*EXERCISE*: Copy out the items word for word, starting with the line containing "Give me the" and continuing through the line containing "annotation: Iso [368, 436, 390, 449]".

-- start of EXTRACTED INFORMATION --

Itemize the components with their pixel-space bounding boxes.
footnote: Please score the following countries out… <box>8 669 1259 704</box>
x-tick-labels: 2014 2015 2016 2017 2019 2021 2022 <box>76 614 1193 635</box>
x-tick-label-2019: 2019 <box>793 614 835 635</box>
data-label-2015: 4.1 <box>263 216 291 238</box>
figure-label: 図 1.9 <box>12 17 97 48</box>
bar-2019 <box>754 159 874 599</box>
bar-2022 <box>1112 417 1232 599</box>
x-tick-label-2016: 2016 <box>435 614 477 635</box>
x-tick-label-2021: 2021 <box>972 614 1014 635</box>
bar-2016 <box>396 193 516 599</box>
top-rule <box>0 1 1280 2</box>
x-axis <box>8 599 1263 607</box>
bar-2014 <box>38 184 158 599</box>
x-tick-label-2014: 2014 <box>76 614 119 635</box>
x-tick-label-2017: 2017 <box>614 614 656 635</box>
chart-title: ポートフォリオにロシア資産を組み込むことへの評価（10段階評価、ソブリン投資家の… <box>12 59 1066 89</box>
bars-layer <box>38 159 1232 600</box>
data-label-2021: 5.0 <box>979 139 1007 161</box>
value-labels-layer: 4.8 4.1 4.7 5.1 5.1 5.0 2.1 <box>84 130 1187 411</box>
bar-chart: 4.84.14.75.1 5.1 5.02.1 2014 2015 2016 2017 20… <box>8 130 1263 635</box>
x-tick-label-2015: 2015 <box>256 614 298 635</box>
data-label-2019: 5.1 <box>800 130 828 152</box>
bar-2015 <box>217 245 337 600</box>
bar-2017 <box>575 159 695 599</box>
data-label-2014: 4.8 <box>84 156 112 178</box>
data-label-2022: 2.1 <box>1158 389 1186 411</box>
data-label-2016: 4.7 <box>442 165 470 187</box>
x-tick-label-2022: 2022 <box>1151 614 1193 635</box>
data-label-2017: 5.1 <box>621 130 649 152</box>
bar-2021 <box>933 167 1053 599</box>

-- end of EXTRACTED INFORMATION --
-- start of EXTRACTED INFORMATION --

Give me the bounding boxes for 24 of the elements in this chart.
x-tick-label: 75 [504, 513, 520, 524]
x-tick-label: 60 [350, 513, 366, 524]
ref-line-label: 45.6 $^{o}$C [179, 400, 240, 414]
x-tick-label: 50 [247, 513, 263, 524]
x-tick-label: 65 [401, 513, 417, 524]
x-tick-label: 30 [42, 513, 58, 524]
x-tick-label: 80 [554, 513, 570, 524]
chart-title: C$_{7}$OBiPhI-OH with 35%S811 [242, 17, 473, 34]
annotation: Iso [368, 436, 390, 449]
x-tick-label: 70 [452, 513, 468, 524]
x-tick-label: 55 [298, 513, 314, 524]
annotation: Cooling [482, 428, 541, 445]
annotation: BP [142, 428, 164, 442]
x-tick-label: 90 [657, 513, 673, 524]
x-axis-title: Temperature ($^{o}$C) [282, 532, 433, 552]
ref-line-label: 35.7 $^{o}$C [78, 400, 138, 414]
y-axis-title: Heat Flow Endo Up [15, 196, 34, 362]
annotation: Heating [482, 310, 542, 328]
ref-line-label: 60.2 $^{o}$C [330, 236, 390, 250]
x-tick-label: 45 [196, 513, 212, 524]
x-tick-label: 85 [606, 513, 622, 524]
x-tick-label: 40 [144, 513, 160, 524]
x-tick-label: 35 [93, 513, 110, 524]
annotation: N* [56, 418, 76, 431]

-- end of EXTRACTED INFORMATION --

*RESPONSE TO THE TASK*:
Give me the bounding boxes for 24 of the elements in this chart.
x-tick-label: 75 [504, 513, 520, 524]
x-tick-label: 60 [350, 513, 366, 524]
ref-line-label: 45.6 $^{o}$C [179, 400, 240, 414]
x-tick-label: 50 [247, 513, 263, 524]
x-tick-label: 65 [401, 513, 417, 524]
x-tick-label: 30 [42, 513, 58, 524]
x-tick-label: 80 [554, 513, 570, 524]
chart-title: C$_{7}$OBiPhI-OH with 35%S811 [242, 17, 473, 34]
annotation: Iso [368, 436, 390, 449]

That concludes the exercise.